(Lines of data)
---+---
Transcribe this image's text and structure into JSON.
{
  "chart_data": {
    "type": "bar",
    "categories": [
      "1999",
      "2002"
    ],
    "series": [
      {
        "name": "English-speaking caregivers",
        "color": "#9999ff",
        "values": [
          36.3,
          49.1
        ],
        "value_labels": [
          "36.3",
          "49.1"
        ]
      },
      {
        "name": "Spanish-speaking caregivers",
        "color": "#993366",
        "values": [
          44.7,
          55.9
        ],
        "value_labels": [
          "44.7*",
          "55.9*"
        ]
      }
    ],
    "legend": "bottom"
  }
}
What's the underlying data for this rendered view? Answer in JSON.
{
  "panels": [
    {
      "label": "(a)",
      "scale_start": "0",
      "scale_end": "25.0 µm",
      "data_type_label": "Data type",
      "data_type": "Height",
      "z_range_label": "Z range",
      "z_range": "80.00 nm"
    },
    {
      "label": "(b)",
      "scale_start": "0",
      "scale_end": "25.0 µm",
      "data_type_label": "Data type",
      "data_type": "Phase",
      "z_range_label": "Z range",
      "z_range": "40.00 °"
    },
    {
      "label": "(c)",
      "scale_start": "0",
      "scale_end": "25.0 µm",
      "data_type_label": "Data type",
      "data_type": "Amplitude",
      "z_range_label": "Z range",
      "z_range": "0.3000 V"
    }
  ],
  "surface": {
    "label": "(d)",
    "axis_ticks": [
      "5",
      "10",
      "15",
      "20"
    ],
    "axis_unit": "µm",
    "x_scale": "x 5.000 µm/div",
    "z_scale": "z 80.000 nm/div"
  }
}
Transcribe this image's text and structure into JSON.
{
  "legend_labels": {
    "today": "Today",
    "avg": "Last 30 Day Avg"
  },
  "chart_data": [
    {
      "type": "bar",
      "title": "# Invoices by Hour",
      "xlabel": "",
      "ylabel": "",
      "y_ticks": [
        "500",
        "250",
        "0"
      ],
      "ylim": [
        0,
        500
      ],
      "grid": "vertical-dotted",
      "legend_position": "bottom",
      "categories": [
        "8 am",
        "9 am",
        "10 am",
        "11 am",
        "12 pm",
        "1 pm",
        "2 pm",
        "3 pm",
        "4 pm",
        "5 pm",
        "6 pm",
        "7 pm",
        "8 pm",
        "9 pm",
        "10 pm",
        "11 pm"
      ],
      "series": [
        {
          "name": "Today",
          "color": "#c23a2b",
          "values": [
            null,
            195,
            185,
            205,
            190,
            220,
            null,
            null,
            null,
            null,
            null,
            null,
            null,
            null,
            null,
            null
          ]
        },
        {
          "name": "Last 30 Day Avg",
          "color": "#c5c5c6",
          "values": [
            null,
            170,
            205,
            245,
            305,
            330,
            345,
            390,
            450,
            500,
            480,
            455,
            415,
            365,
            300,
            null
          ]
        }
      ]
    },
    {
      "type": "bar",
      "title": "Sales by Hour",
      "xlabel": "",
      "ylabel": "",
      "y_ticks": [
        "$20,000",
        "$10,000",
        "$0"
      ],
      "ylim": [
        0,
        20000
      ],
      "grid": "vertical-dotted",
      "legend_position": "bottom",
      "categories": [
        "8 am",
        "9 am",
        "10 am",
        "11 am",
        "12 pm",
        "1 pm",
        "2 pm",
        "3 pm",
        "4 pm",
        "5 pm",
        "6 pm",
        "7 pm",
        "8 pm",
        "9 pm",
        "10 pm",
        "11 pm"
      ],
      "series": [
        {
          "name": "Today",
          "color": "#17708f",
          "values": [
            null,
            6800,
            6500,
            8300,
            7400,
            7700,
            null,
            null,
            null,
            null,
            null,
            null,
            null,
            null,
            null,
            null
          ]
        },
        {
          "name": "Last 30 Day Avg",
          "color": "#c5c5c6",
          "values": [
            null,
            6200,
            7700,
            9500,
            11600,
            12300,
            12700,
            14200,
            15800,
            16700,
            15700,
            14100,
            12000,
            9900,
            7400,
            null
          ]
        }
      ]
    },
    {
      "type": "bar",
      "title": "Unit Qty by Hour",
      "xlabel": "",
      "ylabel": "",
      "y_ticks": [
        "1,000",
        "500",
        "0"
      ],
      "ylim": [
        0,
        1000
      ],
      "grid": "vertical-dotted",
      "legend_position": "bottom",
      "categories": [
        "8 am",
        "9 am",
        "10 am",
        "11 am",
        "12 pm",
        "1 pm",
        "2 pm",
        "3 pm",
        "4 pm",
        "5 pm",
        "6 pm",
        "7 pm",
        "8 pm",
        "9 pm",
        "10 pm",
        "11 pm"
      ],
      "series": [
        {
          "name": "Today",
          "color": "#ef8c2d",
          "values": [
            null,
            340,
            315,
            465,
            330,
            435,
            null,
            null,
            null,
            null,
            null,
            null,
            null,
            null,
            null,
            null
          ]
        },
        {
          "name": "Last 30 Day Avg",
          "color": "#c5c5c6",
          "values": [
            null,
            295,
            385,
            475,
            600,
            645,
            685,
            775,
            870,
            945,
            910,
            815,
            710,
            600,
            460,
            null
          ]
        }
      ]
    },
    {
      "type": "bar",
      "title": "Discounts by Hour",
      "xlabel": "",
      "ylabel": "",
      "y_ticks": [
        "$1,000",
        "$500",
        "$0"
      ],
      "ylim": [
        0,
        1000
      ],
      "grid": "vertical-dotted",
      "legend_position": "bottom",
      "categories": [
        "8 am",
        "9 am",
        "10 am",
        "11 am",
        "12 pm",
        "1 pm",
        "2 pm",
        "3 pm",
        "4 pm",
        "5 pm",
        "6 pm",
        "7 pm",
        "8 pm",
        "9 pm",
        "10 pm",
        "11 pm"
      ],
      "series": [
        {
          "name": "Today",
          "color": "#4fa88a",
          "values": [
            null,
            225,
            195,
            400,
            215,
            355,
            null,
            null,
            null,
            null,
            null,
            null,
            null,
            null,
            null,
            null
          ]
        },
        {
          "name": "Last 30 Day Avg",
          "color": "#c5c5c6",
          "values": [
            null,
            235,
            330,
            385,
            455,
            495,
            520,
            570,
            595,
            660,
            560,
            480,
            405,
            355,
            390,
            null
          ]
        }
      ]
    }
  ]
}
---+---
Copy in full each line that holds the word "speaking".

        "name": "English-speaking caregivers",
        "name": "Spanish-speaking caregivers",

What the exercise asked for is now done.